* What to do
Restate the entries word for word, omitting nothing.

--- begin Data provided ---

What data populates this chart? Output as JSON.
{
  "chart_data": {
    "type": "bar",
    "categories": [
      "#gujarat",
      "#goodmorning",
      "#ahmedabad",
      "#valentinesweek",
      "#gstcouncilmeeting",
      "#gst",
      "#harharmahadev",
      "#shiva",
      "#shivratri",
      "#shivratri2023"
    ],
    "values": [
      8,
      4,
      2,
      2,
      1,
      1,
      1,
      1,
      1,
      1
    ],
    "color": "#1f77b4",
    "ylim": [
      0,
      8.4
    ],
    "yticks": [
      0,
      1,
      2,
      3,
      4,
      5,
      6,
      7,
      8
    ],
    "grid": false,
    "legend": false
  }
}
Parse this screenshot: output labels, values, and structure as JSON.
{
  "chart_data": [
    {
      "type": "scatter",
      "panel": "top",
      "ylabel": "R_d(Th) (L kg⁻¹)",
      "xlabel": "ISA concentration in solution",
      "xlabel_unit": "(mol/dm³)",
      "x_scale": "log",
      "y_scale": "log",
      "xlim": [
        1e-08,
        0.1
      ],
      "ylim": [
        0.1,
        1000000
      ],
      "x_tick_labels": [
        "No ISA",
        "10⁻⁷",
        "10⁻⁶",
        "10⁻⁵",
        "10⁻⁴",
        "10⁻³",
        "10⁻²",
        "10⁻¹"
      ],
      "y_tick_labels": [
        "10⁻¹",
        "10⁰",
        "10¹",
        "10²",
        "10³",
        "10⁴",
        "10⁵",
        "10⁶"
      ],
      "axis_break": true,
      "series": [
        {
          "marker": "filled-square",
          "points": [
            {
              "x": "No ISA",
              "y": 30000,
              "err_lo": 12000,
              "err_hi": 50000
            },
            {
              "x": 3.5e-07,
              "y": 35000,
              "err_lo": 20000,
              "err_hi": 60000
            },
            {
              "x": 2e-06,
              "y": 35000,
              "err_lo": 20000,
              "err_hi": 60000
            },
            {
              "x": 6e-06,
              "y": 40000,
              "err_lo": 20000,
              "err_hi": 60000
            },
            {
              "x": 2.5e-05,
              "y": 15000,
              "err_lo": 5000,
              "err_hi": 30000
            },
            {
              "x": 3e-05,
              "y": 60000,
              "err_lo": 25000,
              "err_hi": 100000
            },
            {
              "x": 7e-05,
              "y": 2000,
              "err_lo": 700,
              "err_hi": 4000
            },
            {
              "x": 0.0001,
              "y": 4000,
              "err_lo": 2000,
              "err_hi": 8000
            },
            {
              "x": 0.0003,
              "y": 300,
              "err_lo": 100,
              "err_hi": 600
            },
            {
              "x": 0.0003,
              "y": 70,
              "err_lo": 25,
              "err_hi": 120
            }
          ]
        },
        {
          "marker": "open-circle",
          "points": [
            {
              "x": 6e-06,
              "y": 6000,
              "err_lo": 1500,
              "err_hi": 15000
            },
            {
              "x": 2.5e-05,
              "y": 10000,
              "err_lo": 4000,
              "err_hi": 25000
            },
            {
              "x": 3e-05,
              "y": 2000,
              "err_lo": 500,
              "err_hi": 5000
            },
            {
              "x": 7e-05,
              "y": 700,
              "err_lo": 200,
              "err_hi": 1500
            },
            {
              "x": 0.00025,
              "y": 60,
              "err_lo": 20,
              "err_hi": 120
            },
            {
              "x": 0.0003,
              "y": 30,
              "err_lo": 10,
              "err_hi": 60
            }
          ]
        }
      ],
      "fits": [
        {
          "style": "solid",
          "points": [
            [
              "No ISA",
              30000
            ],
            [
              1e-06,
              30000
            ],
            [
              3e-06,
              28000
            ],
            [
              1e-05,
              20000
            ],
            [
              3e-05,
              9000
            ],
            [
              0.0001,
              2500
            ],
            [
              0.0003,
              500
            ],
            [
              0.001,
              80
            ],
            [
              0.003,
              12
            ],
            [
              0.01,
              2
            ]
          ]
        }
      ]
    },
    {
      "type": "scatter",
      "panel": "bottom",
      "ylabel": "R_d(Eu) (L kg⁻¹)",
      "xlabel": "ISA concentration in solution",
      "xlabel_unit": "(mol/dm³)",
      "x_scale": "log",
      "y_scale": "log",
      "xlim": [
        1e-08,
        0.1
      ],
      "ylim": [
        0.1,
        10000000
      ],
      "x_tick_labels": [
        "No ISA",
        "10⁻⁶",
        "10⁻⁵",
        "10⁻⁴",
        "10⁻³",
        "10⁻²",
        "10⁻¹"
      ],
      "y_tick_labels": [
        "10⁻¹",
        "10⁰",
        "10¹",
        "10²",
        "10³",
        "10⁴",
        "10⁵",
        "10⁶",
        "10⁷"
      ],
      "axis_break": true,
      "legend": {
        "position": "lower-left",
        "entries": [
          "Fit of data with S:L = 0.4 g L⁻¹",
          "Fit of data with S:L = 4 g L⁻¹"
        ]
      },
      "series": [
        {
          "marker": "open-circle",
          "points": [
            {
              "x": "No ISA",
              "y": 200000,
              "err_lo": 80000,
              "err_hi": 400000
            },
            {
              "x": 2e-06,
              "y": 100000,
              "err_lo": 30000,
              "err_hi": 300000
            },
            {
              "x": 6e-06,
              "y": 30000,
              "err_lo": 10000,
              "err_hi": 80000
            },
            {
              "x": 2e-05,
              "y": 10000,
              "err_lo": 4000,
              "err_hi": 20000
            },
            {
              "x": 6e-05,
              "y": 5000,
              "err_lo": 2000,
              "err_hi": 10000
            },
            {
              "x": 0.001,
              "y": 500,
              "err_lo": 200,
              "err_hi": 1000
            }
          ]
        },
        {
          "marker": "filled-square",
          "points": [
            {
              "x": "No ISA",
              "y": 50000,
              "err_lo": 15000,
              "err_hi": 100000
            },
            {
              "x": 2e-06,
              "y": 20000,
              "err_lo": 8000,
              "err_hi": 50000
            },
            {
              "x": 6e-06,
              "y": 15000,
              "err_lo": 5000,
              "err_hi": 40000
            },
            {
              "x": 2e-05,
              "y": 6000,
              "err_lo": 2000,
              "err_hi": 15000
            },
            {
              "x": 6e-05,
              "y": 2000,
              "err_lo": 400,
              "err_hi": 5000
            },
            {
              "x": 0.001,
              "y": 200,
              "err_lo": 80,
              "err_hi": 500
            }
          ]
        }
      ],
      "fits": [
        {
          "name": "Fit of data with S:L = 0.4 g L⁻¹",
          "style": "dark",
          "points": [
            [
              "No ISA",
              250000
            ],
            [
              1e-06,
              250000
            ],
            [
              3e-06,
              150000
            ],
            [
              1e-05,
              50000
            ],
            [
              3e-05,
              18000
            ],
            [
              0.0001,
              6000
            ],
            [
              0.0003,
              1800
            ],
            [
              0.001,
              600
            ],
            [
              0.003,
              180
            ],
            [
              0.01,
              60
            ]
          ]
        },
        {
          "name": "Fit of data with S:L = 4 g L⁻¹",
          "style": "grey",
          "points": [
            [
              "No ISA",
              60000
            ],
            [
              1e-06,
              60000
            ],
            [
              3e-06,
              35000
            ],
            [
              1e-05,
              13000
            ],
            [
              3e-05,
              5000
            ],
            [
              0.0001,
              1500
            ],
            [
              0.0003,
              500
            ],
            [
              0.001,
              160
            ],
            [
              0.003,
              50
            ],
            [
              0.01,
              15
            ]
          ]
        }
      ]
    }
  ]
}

--- end Data provided ---

* Expected output
What data populates this chart? Output as JSON.
{
  "chart_data": {
    "type": "bar",
    "categories": [
      "#gujarat",
      "#goodmorning",
      "#ahmedabad",
      "#valentinesweek",
      "#gstcouncilmeeting",
      "#gst",
      "#harharmahadev",
      "#shiva",
      "#shivratri",
      "#shivratri2023"
    ],
    "values": [
      8,
      4,
      2,
      2,
      1,
      1,
      1,
      1,
      1,
      1
    ],
    "color": "#1f77b4",
    "ylim": [
      0,
      8.4
    ],
    "yticks": [
      0,
      1,
      2,
      3,
      4,
      5,
      6,
      7,
      8
    ],
    "grid": false,
    "legend": false
  }
}
Parse this screenshot: output labels, values, and structure as JSON.
{
  "chart_data": [
    {
      "type": "scatter",
      "panel": "top",
      "ylabel": "R_d(Th) (L kg⁻¹)",
      "xlabel": "ISA concentration in solution",
      "xlabel_unit": "(mol/dm³)",
      "x_scale": "log",
      "y_scale": "log",
      "xlim": [
        1e-08,
        0.1
      ],
      "ylim": [
        0.1,
        1000000
      ],
      "x_tick_labels": [
        "No ISA",
        "10⁻⁷",
        "10⁻⁶",
        "10⁻⁵",
        "10⁻⁴",
        "10⁻³",
        "10⁻²",
        "10⁻¹"
      ],
      "y_tick_labels": [
        "10⁻¹",
        "10⁰",
        "10¹",
        "10²",
        "10³",
        "10⁴",
        "10⁵",
        "10⁶"
      ],
      "axis_break": true,
      "series": [
        {
          "marker": "filled-square",
          "points": [
            {
              "x": "No ISA",
              "y": 30000,
              "err_lo": 12000,
              "err_hi": 50000
            },
            {
              "x": 3.5e-07,
              "y": 35000,
              "err_lo": 20000,
              "err_hi": 60000
            },
            {
              "x": 2e-06,
              "y": 35000,
              "err_lo": 20000,
              "err_hi": 60000
            },
            {
              "x": 6e-06,
              "y": 40000,
              "err_lo": 20000,
              "err_hi": 60000
            },
            {
              "x": 2.5e-05,
              "y": 15000,
              "err_lo": 5000,
              "err_hi": 30000
            },
            {
              "x": 3e-05,
              "y": 60000,
              "err_lo": 25000,
              "err_hi": 100000
            },
            {
              "x": 7e-05,
              "y": 2000,
              "err_lo": 700,
              "err_hi": 4000
            },
            {
              "x": 0.0001,
              "y": 4000,
              "err_lo": 2000,
              "err_hi": 8000
            },
            {
              "x": 0.0003,
              "y": 300,
              "err_lo": 100,
              "err_hi": 600
            },
            {
              "x": 0.0003,
              "y": 70,
              "err_lo": 25,
              "err_hi": 120
            }
          ]
        },
        {
          "marker": "open-circle",
          "points": [
            {
              "x": 6e-06,
              "y": 6000,
              "err_lo": 1500,
              "err_hi": 15000
            },
            {
              "x": 2.5e-05,
              "y": 10000,
              "err_lo": 4000,
              "err_hi": 25000
            },
            {
              "x": 3e-05,
              "y": 2000,
              "err_lo": 500,
              "err_hi": 5000
            },
            {
              "x": 7e-05,
              "y": 700,
              "err_lo": 200,
              "err_hi": 1500
            },
            {
              "x": 0.00025,
              "y": 60,
              "err_lo": 20,
              "err_hi": 120
            },
            {
              "x": 0.0003,
              "y": 30,
              "err_lo": 10,
              "err_hi": 60
            }
          ]
        }
      ],
      "fits": [
        {
          "style": "solid",
          "points": [
            [
              "No ISA",
              30000
            ],
            [
              1e-06,
              30000
            ],
            [
              3e-06,
              28000
            ],
            [
              1e-05,
              20000
            ],
            [
              3e-05,
              9000
            ],
            [
              0.0001,
              2500
            ],
            [
              0.0003,
              500
            ],
            [
              0.001,
              80
            ],
            [
              0.003,
              12
            ],
            [
              0.01,
              2
            ]
          ]
        }
      ]
    },
    {
      "type": "scatter",
      "panel": "bottom",
      "ylabel": "R_d(Eu) (L kg⁻¹)",
      "xlabel": "ISA concentration in solution",
      "xlabel_unit": "(mol/dm³)",
      "x_scale": "log",
      "y_scale": "log",
      "xlim": [
        1e-08,
        0.1
      ],
      "ylim": [
        0.1,
        10000000
      ],
      "x_tick_labels": [
        "No ISA",
        "10⁻⁶",
        "10⁻⁵",
        "10⁻⁴",
        "10⁻³",
        "10⁻²",
        "10⁻¹"
      ],
      "y_tick_labels": [
        "10⁻¹",
        "10⁰",
        "10¹",
        "10²",
        "10³",
        "10⁴",
        "10⁵",
        "10⁶",
        "10⁷"
      ],
      "axis_break": true,
      "legend": {
        "position": "lower-left",
        "entries": [
          "Fit of data with S:L = 0.4 g L⁻¹",
          "Fit of data with S:L = 4 g L⁻¹"
        ]
      },
      "series": [
        {
          "marker": "open-circle",
          "points": [
            {
              "x": "No ISA",
              "y": 200000,
              "err_lo": 80000,
              "err_hi": 400000
            },
            {
              "x": 2e-06,
              "y": 100000,
              "err_lo": 30000,
              "err_hi": 300000
            },
            {
              "x": 6e-06,
              "y": 30000,
              "err_lo": 10000,
              "err_hi": 80000
            },
            {
              "x": 2e-05,
              "y": 10000,
              "err_lo": 4000,
              "err_hi": 20000
            },
            {
              "x": 6e-05,
              "y": 5000,
              "err_lo": 2000,
              "err_hi": 10000
            },
            {
              "x": 0.001,
              "y": 500,
              "err_lo": 200,
              "err_hi": 1000
            }
          ]
        },
        {
          "marker": "filled-square",
          "points": [
            {
              "x": "No ISA",
              "y": 50000,
              "err_lo": 15000,
              "err_hi": 100000
            },
            {
              "x": 2e-06,
              "y": 20000,
              "err_lo": 8000,
              "err_hi": 50000
            },
            {
              "x": 6e-06,
              "y": 15000,
              "err_lo": 5000,
              "err_hi": 40000
            },
            {
              "x": 2e-05,
              "y": 6000,
              "err_lo": 2000,
              "err_hi": 15000
            },
            {
              "x": 6e-05,
              "y": 2000,
              "err_lo": 400,
              "err_hi": 5000
            },
            {
              "x": 0.001,
              "y": 200,
              "err_lo": 80,
              "err_hi": 500
            }
          ]
        }
      ],
      "fits": [
        {
          "name": "Fit of data with S:L = 0.4 g L⁻¹",
          "style": "dark",
          "points": [
            [
              "No ISA",
              250000
            ],
            [
              1e-06,
              250000
            ],
            [
              3e-06,
              150000
            ],
            [
              1e-05,
              50000
            ],
            [
              3e-05,
              18000
            ],
            [
              0.0001,
              6000
            ],
            [
              0.0003,
              1800
            ],
            [
              0.001,
              600
            ],
            [
              0.003,
              180
            ],
            [
              0.01,
              60
            ]
          ]
        },
        {
          "name": "Fit of data with S:L = 4 g L⁻¹",
          "style": "grey",
          "points": [
            [
              "No ISA",
              60000
            ],
            [
              1e-06,
              60000
            ],
            [
              3e-06,
              35000
            ],
            [
              1e-05,
              13000
            ],
            [
              3e-05,
              5000
            ],
            [
              0.0001,
              1500
            ],
            [
              0.0003,
              500
            ],
            [
              0.001,
              160
            ],
            [
              0.003,
              50
            ],
            [
              0.01,
              15
            ]
          ]
        }
      ]
    }
  ]
}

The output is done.